- _Task instructions_: Extract the lines that hold the string "annotation".

- _Records for this exercise_:
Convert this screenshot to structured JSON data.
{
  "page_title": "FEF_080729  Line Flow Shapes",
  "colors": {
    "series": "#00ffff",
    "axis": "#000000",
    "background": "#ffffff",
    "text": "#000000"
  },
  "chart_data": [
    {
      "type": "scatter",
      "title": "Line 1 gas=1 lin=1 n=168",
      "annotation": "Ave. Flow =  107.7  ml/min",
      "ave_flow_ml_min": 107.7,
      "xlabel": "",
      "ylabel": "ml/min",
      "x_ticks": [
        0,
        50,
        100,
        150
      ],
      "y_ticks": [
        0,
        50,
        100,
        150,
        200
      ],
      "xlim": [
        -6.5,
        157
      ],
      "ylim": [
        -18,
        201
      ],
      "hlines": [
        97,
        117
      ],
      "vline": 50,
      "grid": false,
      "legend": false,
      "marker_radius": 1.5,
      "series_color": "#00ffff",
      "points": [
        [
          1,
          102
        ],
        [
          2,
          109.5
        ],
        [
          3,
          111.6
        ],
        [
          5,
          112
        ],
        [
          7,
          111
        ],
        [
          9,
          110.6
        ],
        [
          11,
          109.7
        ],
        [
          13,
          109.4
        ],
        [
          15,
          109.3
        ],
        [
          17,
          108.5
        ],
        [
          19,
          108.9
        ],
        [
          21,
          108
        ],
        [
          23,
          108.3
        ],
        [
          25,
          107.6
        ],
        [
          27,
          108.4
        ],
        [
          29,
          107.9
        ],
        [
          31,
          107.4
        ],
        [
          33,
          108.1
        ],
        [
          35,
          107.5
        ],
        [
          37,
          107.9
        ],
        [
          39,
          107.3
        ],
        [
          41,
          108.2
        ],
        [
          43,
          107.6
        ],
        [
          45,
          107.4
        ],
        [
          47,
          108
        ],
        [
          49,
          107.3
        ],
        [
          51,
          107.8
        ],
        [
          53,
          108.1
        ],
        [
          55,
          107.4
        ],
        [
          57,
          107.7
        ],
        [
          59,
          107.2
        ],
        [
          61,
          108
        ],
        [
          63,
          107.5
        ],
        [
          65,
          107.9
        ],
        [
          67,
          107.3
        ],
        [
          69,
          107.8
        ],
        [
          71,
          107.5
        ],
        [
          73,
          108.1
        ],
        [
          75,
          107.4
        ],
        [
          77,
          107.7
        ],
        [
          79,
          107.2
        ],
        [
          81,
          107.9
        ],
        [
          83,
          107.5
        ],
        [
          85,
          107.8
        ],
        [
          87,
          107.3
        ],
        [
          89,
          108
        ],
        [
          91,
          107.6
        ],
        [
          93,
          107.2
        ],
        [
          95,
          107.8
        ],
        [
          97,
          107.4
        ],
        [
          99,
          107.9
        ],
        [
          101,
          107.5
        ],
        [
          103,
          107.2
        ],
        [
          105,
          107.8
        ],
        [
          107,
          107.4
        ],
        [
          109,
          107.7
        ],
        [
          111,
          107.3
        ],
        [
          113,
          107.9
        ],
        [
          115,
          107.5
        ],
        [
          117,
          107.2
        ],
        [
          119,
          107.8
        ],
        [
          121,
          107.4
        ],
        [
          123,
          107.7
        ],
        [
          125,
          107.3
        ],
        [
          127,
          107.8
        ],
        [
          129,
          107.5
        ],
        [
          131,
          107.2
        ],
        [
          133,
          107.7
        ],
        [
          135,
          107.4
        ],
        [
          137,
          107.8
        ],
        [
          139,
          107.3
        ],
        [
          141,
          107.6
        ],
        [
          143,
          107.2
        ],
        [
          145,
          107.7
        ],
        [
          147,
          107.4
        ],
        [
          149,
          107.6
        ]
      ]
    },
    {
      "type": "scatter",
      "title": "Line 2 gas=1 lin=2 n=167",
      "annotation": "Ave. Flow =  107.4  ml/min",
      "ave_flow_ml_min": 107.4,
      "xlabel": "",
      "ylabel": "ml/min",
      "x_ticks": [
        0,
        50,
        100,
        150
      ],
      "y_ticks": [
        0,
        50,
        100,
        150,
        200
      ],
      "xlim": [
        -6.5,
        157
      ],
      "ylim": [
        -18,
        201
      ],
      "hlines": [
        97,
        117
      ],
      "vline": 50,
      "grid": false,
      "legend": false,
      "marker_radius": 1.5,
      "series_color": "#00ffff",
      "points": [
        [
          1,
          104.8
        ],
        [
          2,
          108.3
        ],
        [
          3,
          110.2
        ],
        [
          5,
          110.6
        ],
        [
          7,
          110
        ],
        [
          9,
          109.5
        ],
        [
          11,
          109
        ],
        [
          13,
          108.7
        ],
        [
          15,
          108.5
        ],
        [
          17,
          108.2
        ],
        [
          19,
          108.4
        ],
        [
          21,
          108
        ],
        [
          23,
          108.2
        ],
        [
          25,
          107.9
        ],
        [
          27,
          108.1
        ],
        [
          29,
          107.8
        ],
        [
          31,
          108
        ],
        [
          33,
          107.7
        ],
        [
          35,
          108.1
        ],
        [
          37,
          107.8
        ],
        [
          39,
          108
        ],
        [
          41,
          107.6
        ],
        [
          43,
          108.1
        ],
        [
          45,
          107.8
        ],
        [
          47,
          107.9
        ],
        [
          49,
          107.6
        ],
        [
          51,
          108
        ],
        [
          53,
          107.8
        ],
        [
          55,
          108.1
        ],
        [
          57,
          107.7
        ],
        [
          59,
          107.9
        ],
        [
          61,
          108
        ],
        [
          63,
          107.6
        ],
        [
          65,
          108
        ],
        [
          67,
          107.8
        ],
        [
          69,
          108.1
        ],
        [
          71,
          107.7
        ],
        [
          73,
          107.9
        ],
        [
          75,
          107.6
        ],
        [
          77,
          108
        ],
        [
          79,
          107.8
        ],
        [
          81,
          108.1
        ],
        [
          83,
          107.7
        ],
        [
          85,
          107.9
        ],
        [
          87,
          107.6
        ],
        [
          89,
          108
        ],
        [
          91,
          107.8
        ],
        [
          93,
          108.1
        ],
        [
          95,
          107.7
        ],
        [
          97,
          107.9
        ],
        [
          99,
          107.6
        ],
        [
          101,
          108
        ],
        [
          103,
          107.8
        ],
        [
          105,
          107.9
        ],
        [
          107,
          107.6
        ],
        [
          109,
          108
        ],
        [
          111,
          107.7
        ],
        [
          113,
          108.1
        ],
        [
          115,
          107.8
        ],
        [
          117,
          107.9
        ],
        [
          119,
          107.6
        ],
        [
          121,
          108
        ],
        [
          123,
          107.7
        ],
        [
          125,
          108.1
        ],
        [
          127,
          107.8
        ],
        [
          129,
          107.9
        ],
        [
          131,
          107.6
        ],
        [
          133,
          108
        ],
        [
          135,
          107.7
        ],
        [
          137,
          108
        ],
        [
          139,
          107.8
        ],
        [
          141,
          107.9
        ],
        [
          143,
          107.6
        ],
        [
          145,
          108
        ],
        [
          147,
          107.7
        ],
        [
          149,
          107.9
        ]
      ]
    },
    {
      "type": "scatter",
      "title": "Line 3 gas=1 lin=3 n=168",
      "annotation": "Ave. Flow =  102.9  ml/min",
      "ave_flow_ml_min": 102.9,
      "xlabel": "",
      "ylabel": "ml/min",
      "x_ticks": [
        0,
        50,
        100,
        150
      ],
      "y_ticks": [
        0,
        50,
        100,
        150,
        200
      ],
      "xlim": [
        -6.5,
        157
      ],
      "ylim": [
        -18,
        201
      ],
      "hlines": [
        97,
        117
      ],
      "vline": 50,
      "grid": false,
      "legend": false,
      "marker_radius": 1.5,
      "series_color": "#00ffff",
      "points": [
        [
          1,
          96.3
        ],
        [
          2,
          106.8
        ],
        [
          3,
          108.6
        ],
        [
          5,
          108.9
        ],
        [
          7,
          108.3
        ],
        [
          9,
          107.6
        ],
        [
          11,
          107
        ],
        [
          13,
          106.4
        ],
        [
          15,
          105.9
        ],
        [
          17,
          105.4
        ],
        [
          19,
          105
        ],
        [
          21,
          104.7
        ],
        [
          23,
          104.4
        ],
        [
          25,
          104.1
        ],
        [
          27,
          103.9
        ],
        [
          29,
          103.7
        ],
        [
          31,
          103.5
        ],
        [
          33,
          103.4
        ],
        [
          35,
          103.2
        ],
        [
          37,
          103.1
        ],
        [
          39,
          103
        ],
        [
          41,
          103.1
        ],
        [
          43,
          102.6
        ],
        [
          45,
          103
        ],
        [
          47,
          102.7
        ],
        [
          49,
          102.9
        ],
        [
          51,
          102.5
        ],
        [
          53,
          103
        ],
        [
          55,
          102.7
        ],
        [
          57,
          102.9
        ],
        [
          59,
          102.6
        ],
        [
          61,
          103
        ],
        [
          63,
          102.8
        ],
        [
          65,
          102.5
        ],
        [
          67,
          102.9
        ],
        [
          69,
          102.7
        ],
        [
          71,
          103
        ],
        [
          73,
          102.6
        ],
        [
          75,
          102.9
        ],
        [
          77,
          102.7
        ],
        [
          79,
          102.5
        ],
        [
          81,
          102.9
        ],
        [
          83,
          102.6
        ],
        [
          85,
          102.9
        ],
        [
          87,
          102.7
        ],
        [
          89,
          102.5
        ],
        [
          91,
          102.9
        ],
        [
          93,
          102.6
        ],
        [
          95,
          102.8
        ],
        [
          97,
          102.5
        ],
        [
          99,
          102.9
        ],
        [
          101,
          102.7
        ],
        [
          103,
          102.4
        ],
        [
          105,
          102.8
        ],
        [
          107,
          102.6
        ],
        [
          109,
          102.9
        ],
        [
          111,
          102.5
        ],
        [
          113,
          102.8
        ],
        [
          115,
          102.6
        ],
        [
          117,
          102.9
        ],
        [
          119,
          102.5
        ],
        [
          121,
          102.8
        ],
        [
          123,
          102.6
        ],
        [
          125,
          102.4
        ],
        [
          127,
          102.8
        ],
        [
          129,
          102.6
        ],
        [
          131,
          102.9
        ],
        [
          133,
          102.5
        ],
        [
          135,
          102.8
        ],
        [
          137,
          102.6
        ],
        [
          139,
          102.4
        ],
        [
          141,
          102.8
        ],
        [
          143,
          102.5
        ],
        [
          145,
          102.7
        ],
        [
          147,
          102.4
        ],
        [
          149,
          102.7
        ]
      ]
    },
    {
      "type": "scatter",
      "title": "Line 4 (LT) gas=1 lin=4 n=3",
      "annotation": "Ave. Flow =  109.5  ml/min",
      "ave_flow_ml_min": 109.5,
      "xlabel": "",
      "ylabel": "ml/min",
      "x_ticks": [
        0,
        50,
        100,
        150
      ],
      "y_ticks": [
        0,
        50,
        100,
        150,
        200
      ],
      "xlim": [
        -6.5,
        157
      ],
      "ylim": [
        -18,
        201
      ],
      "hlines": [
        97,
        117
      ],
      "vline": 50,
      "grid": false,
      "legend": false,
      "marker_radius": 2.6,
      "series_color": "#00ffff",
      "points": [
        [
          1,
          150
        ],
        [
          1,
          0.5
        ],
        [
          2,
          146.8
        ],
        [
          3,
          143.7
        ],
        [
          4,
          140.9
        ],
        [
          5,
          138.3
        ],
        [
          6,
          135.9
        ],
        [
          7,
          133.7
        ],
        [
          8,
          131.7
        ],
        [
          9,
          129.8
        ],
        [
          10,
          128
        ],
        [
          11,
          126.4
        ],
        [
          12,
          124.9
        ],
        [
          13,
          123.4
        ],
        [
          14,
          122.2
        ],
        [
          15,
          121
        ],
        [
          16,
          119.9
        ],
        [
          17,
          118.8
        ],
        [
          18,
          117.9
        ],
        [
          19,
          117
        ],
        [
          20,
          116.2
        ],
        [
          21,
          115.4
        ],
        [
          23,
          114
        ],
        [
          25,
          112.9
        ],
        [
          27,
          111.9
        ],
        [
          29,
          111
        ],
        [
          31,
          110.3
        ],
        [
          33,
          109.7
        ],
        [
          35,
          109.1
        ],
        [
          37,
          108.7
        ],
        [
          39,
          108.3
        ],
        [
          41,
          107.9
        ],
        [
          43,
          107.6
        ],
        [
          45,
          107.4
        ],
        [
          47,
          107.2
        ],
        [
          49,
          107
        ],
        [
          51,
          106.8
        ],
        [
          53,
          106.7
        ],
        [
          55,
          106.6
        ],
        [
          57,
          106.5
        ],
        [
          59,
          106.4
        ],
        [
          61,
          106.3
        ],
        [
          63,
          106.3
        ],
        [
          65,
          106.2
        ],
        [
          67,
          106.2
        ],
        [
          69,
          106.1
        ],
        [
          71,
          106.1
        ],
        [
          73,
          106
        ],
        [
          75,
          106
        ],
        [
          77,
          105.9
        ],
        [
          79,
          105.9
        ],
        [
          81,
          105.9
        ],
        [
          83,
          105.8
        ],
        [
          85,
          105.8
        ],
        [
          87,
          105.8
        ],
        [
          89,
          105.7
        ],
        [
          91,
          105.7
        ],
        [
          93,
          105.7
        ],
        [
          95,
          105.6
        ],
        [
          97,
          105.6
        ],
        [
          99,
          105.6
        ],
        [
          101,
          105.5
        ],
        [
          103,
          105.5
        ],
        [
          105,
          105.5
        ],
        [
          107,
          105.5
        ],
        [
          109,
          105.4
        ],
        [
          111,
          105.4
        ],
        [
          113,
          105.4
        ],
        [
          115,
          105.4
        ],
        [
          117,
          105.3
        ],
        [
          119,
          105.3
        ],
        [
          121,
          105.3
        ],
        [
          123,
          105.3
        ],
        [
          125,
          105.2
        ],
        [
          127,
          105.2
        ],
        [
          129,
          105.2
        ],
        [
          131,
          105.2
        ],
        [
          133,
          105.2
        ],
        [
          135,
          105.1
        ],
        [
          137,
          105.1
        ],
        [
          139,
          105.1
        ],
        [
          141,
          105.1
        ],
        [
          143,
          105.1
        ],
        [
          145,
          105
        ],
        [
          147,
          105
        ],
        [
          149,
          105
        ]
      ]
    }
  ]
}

- _Finished task_:
      "annotation": "Ave. Flow =  107.7  ml/min",
      "annotation": "Ave. Flow =  107.4  ml/min",
      "annotation": "Ave. Flow =  102.9  ml/min",
      "annotation": "Ave. Flow =  109.5  ml/min",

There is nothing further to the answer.